> **SET EXERCISE 1**
In the article on the murder of General Manzur, who described the similarity between the two accounts with the words "All roads lead to Rome"?

> **PROVIDED TEXT**

▼

Published on 12:00 AM, April 22, 2014

Rashomon and the murder of Major General Abul Manzur, Bir Uttam

Rashomon and the murder of Major General Abul Manzur, Bir Uttam

Concluding part of second installment

IN this second series of articles on the Manzur case which we have just published, the affidavits taken in 1995 of several soldiers and police officials have been described and reviewed. The historical context in which these affidavits came into being under the auspices of Attorney General Aminul Haque and the CID were also examined.
As noted at the outset of this article, the most important similarity between our February reporting and this article is that each account indicates the involvement of senior military officers in a “Special Operation” which resulted in the murder of General Manzur.  
As Sajjad Sharif, a senior editor at Prothom Alo has characterised this similarity, “All roads lead to Rome.” In other words, the testimonies of the soldiers and the two independent sources interviewed separately (by Lawrence Lifschultz and Ziauddin Choudhury) indicate that the plan to murder Manzur emanated from the Army's “High Command.”
But there are also differences in the two accounts. These differences relate to General Manzur's last moments.

▲

> **SET EXERCISE 2**
Repeat the entries exactly, from their first line through the line holding "camera-icon[interactable]: ◙ [130, 310, 136, 320]", inclusive.

> **DATA FOR THIS TASK**
▼

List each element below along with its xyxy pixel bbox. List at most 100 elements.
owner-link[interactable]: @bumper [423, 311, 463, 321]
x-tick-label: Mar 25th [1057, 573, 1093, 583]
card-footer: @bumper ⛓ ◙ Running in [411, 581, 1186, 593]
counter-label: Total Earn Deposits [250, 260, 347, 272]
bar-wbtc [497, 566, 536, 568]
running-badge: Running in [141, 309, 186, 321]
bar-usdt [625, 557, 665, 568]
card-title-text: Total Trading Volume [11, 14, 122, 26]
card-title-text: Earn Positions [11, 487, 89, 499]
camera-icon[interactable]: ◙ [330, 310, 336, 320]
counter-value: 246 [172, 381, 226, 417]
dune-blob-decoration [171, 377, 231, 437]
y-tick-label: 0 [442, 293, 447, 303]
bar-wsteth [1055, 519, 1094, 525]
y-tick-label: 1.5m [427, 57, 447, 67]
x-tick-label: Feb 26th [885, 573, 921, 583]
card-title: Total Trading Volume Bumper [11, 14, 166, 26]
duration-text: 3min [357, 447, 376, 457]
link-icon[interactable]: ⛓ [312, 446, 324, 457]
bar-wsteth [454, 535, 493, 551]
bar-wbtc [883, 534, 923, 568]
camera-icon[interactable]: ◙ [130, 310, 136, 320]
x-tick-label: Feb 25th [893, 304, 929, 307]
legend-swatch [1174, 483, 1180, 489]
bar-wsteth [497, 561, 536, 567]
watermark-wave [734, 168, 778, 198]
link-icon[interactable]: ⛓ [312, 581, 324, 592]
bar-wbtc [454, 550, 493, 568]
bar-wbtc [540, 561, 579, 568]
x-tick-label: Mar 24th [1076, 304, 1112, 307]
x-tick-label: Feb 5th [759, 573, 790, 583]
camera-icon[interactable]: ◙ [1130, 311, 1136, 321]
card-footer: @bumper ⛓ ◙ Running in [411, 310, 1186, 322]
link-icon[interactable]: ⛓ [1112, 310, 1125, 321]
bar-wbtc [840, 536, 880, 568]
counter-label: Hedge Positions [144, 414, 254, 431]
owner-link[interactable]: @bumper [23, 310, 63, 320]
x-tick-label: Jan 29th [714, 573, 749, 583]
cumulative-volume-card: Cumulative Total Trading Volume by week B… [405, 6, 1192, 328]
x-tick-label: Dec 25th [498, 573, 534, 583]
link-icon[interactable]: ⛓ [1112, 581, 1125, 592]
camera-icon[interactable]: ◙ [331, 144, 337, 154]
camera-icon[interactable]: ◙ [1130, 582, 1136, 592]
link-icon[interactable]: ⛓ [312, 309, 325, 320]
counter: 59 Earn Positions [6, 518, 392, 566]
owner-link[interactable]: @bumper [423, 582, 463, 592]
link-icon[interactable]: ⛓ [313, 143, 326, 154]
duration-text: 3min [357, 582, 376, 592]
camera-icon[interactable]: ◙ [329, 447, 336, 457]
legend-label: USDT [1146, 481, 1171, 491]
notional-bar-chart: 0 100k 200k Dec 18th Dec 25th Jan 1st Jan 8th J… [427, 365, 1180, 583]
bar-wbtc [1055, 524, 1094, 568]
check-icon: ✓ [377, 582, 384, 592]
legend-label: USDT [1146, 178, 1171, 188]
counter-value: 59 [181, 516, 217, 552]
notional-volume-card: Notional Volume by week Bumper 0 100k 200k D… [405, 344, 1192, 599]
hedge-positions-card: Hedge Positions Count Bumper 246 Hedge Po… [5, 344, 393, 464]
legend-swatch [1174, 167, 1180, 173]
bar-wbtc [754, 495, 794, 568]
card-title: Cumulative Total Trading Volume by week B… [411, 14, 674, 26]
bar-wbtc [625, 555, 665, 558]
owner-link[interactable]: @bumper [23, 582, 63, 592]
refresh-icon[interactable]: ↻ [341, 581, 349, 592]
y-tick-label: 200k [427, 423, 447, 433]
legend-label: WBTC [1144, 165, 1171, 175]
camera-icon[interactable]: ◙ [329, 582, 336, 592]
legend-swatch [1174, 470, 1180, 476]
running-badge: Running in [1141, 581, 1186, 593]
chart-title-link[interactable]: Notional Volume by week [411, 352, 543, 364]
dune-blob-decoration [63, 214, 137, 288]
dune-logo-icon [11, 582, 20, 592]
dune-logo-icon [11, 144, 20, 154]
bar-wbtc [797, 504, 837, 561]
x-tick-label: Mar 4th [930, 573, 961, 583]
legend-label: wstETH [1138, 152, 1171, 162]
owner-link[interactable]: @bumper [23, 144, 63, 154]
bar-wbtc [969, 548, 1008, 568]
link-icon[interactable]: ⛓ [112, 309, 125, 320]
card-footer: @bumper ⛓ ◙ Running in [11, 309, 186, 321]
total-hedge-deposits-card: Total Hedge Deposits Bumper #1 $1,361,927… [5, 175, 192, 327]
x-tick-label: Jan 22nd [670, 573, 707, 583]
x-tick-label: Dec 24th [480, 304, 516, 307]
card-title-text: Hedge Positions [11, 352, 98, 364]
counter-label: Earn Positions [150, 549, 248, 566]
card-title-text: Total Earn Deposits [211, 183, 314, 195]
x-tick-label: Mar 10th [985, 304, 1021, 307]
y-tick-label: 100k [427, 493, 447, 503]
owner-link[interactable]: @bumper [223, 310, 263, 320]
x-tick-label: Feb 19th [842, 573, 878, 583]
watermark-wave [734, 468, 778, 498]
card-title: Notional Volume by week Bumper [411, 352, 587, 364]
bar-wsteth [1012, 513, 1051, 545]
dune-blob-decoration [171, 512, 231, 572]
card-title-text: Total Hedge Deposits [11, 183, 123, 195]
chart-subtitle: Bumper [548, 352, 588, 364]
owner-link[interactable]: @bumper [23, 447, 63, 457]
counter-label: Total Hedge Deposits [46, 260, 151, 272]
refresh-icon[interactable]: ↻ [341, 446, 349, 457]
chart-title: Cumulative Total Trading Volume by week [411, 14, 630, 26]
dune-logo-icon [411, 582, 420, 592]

▲

> **EXERCISE RESPONSE 1**
Sajjad Sharif, a senior editor at Prothom Alo.

> **EXERCISE RESPONSE 2**
List each element below along with its xyxy pixel bbox. List at most 100 elements.
owner-link[interactable]: @bumper [423, 311, 463, 321]
x-tick-label: Mar 25th [1057, 573, 1093, 583]
card-footer: @bumper ⛓ ◙ Running in [411, 581, 1186, 593]
counter-label: Total Earn Deposits [250, 260, 347, 272]
bar-wbtc [497, 566, 536, 568]
running-badge: Running in [141, 309, 186, 321]
bar-usdt [625, 557, 665, 568]
card-title-text: Total Trading Volume [11, 14, 122, 26]
card-title-text: Earn Positions [11, 487, 89, 499]
camera-icon[interactable]: ◙ [330, 310, 336, 320]
counter-value: 246 [172, 381, 226, 417]
dune-blob-decoration [171, 377, 231, 437]
y-tick-label: 0 [442, 293, 447, 303]
bar-wsteth [1055, 519, 1094, 525]
y-tick-label: 1.5m [427, 57, 447, 67]
x-tick-label: Feb 26th [885, 573, 921, 583]
card-title: Total Trading Volume Bumper [11, 14, 166, 26]
duration-text: 3min [357, 447, 376, 457]
link-icon[interactable]: ⛓ [312, 446, 324, 457]
bar-wsteth [454, 535, 493, 551]
bar-wbtc [883, 534, 923, 568]
camera-icon[interactable]: ◙ [130, 310, 136, 320]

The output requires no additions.